== Supplied data ==
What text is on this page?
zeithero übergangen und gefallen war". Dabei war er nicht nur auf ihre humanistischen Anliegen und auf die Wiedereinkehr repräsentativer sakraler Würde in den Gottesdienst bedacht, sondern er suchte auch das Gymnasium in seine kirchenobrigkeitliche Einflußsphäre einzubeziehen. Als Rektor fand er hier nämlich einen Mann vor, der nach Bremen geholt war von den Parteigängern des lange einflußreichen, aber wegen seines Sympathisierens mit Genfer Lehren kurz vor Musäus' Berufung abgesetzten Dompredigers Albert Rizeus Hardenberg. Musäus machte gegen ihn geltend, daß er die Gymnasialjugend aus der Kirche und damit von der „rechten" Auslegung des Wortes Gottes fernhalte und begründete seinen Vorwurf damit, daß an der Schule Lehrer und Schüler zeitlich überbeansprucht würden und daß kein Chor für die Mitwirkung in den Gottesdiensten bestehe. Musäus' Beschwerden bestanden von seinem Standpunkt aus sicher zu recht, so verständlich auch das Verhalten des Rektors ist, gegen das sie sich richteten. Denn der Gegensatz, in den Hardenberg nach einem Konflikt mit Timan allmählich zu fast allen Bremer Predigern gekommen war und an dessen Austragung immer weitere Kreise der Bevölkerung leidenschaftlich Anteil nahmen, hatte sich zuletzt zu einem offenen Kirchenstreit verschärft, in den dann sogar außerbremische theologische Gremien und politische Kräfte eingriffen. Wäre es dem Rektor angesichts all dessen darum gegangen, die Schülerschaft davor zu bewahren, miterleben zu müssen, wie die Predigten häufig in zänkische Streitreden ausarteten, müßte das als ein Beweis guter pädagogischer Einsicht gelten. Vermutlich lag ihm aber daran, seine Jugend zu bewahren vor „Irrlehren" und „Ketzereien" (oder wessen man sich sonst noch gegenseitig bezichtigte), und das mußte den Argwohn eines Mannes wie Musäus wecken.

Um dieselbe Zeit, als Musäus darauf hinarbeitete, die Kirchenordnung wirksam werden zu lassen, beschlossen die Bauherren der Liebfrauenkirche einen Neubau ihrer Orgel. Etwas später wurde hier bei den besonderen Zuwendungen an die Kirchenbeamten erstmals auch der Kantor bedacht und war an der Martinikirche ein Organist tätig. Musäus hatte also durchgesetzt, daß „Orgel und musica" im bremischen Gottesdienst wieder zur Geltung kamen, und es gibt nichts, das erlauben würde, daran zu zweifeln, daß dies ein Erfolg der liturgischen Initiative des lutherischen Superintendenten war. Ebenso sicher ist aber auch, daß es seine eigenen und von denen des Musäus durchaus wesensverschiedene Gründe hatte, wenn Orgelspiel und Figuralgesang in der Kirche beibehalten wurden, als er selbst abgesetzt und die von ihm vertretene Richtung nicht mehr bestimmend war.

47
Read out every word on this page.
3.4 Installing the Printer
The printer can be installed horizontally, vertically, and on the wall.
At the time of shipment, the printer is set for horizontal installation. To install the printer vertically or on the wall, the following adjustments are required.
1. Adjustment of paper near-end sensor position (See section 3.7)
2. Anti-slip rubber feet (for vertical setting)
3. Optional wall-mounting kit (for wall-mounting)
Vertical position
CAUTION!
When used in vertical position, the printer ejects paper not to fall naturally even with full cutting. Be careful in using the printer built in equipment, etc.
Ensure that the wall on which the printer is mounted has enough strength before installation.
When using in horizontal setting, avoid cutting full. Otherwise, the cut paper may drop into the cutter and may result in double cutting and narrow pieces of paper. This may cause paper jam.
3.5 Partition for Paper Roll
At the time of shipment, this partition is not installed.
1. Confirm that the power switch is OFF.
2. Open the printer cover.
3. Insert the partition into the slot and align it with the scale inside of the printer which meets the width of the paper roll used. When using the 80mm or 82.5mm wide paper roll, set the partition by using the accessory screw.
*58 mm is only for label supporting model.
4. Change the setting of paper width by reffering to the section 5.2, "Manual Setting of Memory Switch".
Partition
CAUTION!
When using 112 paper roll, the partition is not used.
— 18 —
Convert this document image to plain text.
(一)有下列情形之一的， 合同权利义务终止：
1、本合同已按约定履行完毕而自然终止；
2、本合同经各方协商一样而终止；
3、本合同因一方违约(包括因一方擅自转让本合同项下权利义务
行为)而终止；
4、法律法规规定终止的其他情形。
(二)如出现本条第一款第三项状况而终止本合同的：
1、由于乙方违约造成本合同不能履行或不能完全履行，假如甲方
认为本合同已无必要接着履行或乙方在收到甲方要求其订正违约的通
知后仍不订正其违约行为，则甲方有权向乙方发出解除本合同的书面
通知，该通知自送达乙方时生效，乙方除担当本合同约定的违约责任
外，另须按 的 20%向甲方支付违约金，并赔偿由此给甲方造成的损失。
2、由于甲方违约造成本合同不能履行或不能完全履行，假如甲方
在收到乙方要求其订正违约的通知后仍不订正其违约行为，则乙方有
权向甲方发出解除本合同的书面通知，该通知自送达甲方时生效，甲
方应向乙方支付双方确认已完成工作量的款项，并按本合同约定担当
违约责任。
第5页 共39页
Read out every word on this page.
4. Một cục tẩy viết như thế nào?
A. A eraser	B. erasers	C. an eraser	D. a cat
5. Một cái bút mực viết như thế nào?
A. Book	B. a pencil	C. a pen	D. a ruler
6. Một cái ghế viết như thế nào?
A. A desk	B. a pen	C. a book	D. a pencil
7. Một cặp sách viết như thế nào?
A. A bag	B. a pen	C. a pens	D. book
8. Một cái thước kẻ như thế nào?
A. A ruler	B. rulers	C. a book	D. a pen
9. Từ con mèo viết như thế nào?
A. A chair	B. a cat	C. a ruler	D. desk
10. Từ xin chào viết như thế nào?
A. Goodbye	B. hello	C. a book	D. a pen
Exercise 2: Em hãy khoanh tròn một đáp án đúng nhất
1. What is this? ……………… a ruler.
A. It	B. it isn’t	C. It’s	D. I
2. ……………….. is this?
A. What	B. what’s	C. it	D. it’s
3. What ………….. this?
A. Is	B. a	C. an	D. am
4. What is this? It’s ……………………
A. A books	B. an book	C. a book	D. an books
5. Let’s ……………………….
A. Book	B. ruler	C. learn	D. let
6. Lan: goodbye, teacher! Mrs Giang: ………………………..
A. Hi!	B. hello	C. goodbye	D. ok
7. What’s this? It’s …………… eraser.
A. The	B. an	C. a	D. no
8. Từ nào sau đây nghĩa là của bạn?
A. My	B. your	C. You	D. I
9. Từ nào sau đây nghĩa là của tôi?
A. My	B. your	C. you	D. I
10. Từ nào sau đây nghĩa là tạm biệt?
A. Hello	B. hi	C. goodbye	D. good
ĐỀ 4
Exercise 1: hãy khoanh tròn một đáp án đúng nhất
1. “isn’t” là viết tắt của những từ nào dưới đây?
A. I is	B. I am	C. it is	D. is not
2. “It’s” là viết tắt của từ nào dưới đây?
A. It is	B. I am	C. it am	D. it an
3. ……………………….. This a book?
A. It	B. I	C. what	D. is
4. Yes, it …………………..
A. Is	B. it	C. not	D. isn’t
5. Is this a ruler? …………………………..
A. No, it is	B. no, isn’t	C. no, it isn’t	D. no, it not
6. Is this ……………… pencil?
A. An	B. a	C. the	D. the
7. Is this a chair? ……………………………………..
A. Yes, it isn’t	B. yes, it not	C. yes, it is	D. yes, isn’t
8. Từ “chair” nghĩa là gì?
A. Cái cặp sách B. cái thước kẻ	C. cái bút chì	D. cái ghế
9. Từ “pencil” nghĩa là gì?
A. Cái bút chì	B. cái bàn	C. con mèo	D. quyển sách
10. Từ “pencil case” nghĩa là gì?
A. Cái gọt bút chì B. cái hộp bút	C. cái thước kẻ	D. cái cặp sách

== Short task ==
Write out the whole listing exactly.

== Response to this task ==
What text is on this page?
zeithero übergangen und gefallen war". Dabei war er nicht nur auf ihre humanistischen Anliegen und auf die Wiedereinkehr repräsentativer sakraler Würde in den Gottesdienst bedacht, sondern er suchte auch das Gymnasium in seine kirchenobrigkeitliche Einflußsphäre einzubeziehen. Als Rektor fand er hier nämlich einen Mann vor, der nach Bremen geholt war von den Parteigängern des lange einflußreichen, aber wegen seines Sympathisierens mit Genfer Lehren kurz vor Musäus' Berufung abgesetzten Dompredigers Albert Rizeus Hardenberg. Musäus machte gegen ihn geltend, daß er die Gymnasialjugend aus der Kirche und damit von der „rechten" Auslegung des Wortes Gottes fernhalte und begründete seinen Vorwurf damit, daß an der Schule Lehrer und Schüler zeitlich überbeansprucht würden und daß kein Chor für die Mitwirkung in den Gottesdiensten bestehe. Musäus' Beschwerden bestanden von seinem Standpunkt aus sicher zu recht, so verständlich auch das Verhalten des Rektors ist, gegen das sie sich richteten. Denn der Gegensatz, in den Hardenberg nach einem Konflikt mit Timan allmählich zu fast allen Bremer Predigern gekommen war und an dessen Austragung immer weitere Kreise der Bevölkerung leidenschaftlich Anteil nahmen, hatte sich zuletzt zu einem offenen Kirchenstreit verschärft, in den dann sogar außerbremische theologische Gremien und politische Kräfte eingriffen. Wäre es dem Rektor angesichts all dessen darum gegangen, die Schülerschaft davor zu bewahren, miterleben zu müssen, wie die Predigten häufig in zänkische Streitreden ausarteten, müßte das als ein Beweis guter pädagogischer Einsicht gelten. Vermutlich lag ihm aber daran, seine Jugend zu bewahren vor „Irrlehren" und „Ketzereien" (oder wessen man sich sonst noch gegenseitig bezichtigte), und das mußte den Argwohn eines Mannes wie Musäus wecken.

Um dieselbe Zeit, als Musäus darauf hinarbeitete, die Kirchenordnung wirksam werden zu lassen, beschlossen die Bauherren der Liebfrauenkirche einen Neubau ihrer Orgel. Etwas später wurde hier bei den besonderen Zuwendungen an die Kirchenbeamten erstmals auch der Kantor bedacht und war an der Martinikirche ein Organist tätig. Musäus hatte also durchgesetzt, daß „Orgel und musica" im bremischen Gottesdienst wieder zur Geltung kamen, und es gibt nichts, das erlauben würde, daran zu zweifeln, daß dies ein Erfolg der liturgischen Initiative des lutherischen Superintendenten war. Ebenso sicher ist aber auch, daß es seine eigenen und von denen des Musäus durchaus wesensverschiedene Gründe hatte, wenn Orgelspiel und Figuralgesang in der Kirche beibehalten wurden, als er selbst abgesetzt und die von ihm vertretene Richtung nicht mehr bestimmend war.

47
Read out every word on this page.
3.4 Installing the Printer
The printer can be installed horizontally, vertically, and on the wall.
At the time of shipment, the printer is set for horizontal installation. To install the printer vertically or on the wall, the following adjustments are required.
1. Adjustment of paper near-end sensor position (See section 3.7)
2. Anti-slip rubber feet (for vertical setting)
3. Optional wall-mounting kit (for wall-mounting)
Vertical position
CAUTION!
When used in vertical position, the printer ejects paper not to fall naturally even with full cutting. Be careful in using the printer built in equipment, etc.
Ensure that the wall on which the printer is mounted has enough strength before installation.
When using in horizontal setting, avoid cutting full. Otherwise, the cut paper may drop into the cutter and may result in double cutting and narrow pieces of paper. This may cause paper jam.
3.5 Partition for Paper Roll
At the time of shipment, this partition is not installed.
1. Confirm that the power switch is OFF.
2. Open the printer cover.
3. Insert the partition into the slot and align it with the scale inside of the printer which meets the width of the paper roll used. When using the 80mm or 82.5mm wide paper roll, set the partition by using the accessory screw.
*58 mm is only for label supporting model.
4. Change the setting of paper width by reffering to the section 5.2, "Manual Setting of Memory Switch".
Partition
CAUTION!
When using 112 paper roll, the partition is not used.
— 18 —
Convert this document image to plain text.
(一)有下列情形之一的， 合同权利义务终止：
1、本合同已按约定履行完毕而自然终止；
2、本合同经各方协商一样而终止；
3、本合同因一方违约(包括因一方擅自转让本合同项下权利义务
行为)而终止；
4、法律法规规定终止的其他情形。
(二)如出现本条第一款第三项状况而终止本合同的：
1、由于乙方违约造成本合同不能履行或不能完全履行，假如甲方
认为本合同已无必要接着履行或乙方在收到甲方要求其订正违约的通
知后仍不订正其违约行为，则甲方有权向乙方发出解除本合同的书面
通知，该通知自送达乙方时生效，乙方除担当本合同约定的违约责任
外，另须按 的 20%向甲方支付违约金，并赔偿由此给甲方造成的损失。
2、由于甲方违约造成本合同不能履行或不能完全履行，假如甲方
在收到乙方要求其订正违约的通知后仍不订正其违约行为，则乙方有
权向甲方发出解除本合同的书面通知，该通知自送达甲方时生效，甲
方应向乙方支付双方确认已完成工作量的款项，并按本合同约定担当
违约责任。
第5页 共39页
Read out every word on this page.
4. Một cục tẩy viết như thế nào?
A. A eraser	B. erasers	C. an eraser	D. a cat
5. Một cái bút mực viết như thế nào?
A. Book	B. a pencil	C. a pen	D. a ruler
6. Một cái ghế viết như thế nào?
A. A desk	B. a pen	C. a book	D. a pencil
7. Một cặp sách viết như thế nào?
A. A bag	B. a pen	C. a pens	D. book
8. Một cái thước kẻ như thế nào?
A. A ruler	B. rulers	C. a book	D. a pen
9. Từ con mèo viết như thế nào?
A. A chair	B. a cat	C. a ruler	D. desk
10. Từ xin chào viết như thế nào?
A. Goodbye	B. hello	C. a book	D. a pen
Exercise 2: Em hãy khoanh tròn một đáp án đúng nhất
1. What is this? ……………… a ruler.
A. It	B. it isn’t	C. It’s	D. I
2. ……………….. is this?
A. What	B. what’s	C. it	D. it’s
3. What ………….. this?
A. Is	B. a	C. an	D. am
4. What is this? It’s ……………………
A. A books	B. an book	C. a book	D. an books
5. Let’s ……………………….
A. Book	B. ruler	C. learn	D. let
6. Lan: goodbye, teacher! Mrs Giang: ………………………..
A. Hi!	B. hello	C. goodbye	D. ok
7. What’s this? It’s …………… eraser.
A. The	B. an	C. a	D. no
8. Từ nào sau đây nghĩa là của bạn?
A. My	B. your	C. You	D. I
9. Từ nào sau đây nghĩa là của tôi?
A. My	B. your	C. you	D. I
10. Từ nào sau đây nghĩa là tạm biệt?
A. Hello	B. hi	C. goodbye	D. good
ĐỀ 4
Exercise 1: hãy khoanh tròn một đáp án đúng nhất
1. “isn’t” là viết tắt của những từ nào dưới đây?
A. I is	B. I am	C. it is	D. is not
2. “It’s” là viết tắt của từ nào dưới đây?
A. It is	B. I am	C. it am	D. it an
3. ……………………….. This a book?
A. It	B. I	C. what	D. is
4. Yes, it …………………..
A. Is	B. it	C. not	D. isn’t
5. Is this a ruler? …………………………..
A. No, it is	B. no, isn’t	C. no, it isn’t	D. no, it not
6. Is this ……………… pencil?
A. An	B. a	C. the	D. the
7. Is this a chair? ……………………………………..
A. Yes, it isn’t	B. yes, it not	C. yes, it is	D. yes, isn’t
8. Từ “chair” nghĩa là gì?
A. Cái cặp sách B. cái thước kẻ	C. cái bút chì	D. cái ghế
9. Từ “pencil” nghĩa là gì?
A. Cái bút chì	B. cái bàn	C. con mèo	D. quyển sách
10. Từ “pencil case” nghĩa là gì?
A. Cái gọt bút chì B. cái hộp bút	C. cái thước kẻ	D. cái cặp sách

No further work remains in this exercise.